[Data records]

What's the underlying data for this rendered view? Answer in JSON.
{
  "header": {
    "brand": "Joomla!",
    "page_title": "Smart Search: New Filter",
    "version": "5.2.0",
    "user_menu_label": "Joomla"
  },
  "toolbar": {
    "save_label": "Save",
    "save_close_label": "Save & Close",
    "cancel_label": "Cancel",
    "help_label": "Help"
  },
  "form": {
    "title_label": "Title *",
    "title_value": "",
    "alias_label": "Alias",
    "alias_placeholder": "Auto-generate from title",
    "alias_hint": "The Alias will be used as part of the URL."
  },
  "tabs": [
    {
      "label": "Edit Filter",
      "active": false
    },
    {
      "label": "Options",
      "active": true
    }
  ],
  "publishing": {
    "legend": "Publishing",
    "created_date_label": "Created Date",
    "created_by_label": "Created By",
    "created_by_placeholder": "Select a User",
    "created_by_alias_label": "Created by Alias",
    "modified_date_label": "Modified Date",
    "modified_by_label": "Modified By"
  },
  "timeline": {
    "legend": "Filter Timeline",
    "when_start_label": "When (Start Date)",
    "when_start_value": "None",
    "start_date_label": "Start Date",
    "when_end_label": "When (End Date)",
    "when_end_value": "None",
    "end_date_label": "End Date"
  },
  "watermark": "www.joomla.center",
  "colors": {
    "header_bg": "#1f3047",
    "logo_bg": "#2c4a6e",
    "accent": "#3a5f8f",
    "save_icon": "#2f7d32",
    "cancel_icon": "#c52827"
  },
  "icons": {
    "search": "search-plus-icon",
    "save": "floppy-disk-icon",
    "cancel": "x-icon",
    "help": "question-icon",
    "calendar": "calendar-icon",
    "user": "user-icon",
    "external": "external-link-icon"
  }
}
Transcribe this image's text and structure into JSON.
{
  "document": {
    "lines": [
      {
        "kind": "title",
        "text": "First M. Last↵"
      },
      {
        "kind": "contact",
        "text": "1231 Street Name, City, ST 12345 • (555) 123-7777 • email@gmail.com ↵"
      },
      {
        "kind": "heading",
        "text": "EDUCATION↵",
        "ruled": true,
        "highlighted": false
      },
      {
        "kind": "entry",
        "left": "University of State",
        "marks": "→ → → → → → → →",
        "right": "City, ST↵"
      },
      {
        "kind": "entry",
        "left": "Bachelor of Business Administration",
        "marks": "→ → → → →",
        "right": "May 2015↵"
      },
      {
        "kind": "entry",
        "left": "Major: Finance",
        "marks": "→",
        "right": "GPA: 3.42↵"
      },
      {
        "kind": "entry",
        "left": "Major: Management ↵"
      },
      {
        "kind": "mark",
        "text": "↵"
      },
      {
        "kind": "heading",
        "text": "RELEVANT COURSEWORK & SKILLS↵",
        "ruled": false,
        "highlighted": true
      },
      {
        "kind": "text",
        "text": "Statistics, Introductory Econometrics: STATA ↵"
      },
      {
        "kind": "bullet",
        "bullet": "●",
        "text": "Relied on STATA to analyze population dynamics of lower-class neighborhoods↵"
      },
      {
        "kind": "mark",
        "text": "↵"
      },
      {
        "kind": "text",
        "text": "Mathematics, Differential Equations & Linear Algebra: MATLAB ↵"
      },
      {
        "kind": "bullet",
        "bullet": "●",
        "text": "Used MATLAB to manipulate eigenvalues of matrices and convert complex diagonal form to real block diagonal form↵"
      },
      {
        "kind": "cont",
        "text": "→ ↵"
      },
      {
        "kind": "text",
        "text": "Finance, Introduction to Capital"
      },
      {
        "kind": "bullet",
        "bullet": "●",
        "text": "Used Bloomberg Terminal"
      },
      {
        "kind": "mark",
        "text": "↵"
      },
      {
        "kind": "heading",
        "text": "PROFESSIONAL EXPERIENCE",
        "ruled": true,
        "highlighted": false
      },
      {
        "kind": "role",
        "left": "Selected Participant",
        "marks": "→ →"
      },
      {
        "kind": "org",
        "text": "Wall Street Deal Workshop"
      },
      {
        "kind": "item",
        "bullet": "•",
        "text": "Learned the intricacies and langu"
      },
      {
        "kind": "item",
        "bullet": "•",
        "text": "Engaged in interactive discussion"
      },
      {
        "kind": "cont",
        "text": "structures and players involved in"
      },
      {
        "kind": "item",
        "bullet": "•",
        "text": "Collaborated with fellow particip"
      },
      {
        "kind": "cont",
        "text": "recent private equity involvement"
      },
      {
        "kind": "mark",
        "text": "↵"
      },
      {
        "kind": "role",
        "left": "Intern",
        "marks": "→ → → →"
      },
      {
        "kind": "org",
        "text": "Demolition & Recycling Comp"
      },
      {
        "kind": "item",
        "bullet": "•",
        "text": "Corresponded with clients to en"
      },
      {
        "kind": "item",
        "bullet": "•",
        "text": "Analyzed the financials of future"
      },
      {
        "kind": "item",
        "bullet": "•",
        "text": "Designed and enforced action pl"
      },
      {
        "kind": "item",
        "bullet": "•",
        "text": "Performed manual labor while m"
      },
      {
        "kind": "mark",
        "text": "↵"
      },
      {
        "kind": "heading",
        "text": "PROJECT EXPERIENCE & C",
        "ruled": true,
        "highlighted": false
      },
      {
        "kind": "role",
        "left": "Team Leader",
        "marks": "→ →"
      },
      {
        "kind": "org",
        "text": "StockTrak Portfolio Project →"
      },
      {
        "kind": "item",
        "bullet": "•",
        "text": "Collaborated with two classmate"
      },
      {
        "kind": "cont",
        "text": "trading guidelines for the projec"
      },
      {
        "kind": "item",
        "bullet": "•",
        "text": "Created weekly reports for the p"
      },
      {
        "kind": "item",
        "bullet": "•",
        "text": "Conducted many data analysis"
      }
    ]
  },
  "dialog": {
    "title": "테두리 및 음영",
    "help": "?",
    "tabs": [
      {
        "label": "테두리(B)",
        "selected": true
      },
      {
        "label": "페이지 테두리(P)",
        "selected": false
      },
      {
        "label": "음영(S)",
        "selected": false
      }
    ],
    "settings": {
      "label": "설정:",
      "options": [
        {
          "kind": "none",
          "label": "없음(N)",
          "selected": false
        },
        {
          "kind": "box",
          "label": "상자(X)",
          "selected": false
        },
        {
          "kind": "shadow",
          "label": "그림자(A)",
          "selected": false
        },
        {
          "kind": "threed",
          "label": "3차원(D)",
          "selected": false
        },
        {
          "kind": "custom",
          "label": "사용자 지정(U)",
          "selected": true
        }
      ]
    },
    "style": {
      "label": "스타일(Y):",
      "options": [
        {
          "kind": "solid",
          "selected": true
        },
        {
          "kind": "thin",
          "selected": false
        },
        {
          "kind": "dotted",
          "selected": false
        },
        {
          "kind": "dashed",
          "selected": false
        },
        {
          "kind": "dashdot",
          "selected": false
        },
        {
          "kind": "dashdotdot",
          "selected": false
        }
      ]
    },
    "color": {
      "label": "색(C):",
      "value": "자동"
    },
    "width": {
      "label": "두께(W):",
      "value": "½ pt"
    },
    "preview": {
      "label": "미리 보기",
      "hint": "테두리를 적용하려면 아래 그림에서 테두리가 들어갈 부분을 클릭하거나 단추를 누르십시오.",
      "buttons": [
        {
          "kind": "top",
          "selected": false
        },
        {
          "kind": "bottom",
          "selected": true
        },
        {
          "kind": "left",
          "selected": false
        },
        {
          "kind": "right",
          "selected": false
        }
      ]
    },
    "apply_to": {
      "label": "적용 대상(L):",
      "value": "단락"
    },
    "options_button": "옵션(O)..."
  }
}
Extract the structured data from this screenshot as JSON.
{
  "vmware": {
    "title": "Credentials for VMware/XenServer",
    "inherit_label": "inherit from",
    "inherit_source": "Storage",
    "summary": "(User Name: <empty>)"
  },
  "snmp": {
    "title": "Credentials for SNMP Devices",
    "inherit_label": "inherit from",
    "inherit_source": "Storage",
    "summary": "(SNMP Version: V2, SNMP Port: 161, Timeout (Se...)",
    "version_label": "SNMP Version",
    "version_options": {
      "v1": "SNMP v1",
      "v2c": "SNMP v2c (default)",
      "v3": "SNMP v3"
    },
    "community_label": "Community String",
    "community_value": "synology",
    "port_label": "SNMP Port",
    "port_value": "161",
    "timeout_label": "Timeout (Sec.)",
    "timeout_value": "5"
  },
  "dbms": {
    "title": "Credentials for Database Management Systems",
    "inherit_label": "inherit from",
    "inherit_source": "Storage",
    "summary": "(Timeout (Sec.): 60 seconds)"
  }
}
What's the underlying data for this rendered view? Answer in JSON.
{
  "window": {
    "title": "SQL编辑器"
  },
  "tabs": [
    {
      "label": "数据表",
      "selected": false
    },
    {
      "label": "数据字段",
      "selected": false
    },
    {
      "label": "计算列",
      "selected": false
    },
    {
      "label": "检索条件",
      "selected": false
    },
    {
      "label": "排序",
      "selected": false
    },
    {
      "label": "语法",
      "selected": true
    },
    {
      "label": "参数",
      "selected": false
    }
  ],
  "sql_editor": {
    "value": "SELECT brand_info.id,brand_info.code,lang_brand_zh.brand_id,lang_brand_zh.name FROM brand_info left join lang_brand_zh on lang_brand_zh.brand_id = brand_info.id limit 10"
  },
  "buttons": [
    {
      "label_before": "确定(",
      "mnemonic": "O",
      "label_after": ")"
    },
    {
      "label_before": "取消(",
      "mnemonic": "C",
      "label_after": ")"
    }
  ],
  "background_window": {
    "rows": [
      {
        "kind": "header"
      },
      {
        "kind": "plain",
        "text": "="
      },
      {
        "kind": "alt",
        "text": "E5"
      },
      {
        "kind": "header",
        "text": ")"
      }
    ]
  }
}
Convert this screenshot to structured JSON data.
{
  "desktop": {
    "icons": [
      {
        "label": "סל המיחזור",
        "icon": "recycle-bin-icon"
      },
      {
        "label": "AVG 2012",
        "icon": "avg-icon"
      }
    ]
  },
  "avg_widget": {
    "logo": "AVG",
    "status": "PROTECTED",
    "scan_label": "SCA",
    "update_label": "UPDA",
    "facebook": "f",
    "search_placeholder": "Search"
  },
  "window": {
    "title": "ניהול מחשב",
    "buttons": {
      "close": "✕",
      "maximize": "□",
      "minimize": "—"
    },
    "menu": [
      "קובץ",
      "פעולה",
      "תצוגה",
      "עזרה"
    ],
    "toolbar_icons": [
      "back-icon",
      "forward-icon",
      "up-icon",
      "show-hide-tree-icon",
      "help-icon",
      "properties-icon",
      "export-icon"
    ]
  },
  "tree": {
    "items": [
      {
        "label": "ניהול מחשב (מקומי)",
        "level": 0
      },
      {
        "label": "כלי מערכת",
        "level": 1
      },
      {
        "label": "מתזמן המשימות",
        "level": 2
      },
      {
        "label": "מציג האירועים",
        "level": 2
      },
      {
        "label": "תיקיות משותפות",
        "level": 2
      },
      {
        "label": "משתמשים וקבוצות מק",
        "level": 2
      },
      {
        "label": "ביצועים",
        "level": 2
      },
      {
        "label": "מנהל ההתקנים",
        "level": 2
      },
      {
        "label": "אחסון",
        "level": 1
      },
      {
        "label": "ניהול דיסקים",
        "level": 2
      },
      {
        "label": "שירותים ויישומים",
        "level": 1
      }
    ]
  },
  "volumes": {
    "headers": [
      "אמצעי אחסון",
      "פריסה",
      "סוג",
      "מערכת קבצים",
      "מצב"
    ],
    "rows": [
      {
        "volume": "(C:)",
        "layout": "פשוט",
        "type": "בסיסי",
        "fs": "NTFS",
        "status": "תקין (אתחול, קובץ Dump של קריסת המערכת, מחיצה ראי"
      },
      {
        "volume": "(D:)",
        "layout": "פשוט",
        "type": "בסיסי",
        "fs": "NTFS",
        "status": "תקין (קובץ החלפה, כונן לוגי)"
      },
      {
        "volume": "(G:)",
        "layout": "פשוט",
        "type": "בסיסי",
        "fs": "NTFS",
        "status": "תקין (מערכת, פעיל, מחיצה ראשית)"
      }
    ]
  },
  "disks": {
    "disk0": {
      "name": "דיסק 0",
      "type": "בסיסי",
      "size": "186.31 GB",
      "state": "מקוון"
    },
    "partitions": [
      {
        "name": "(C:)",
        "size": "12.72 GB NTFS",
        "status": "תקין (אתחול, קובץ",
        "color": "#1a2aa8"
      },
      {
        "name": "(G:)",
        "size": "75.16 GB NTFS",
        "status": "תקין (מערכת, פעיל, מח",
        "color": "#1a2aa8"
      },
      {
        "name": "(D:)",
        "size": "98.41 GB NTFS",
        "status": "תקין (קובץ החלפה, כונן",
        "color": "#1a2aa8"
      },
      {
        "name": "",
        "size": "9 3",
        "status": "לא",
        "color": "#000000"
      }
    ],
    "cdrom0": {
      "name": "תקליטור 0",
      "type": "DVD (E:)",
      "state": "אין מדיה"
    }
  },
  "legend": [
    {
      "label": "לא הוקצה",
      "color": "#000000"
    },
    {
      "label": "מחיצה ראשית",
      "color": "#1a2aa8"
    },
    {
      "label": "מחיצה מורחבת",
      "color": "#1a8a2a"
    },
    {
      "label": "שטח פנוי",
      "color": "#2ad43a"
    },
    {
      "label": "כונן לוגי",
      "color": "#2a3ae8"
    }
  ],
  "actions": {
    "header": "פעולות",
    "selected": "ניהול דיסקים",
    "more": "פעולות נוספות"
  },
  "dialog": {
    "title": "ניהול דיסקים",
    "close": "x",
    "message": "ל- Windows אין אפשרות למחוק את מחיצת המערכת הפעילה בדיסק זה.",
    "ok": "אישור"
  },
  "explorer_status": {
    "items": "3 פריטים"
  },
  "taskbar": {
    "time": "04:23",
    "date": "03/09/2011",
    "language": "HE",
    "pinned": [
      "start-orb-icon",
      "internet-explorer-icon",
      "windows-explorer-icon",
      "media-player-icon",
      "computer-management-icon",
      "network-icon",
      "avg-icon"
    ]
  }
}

*TASK:*
Copy each line of the listing that holds the word "אתחול".

*RESPONSE BELOW:*
        "status": "תקין (אתחול, קובץ Dump של קריסת המערכת, מחיצה ראי"
        "status": "תקין (אתחול, קובץ",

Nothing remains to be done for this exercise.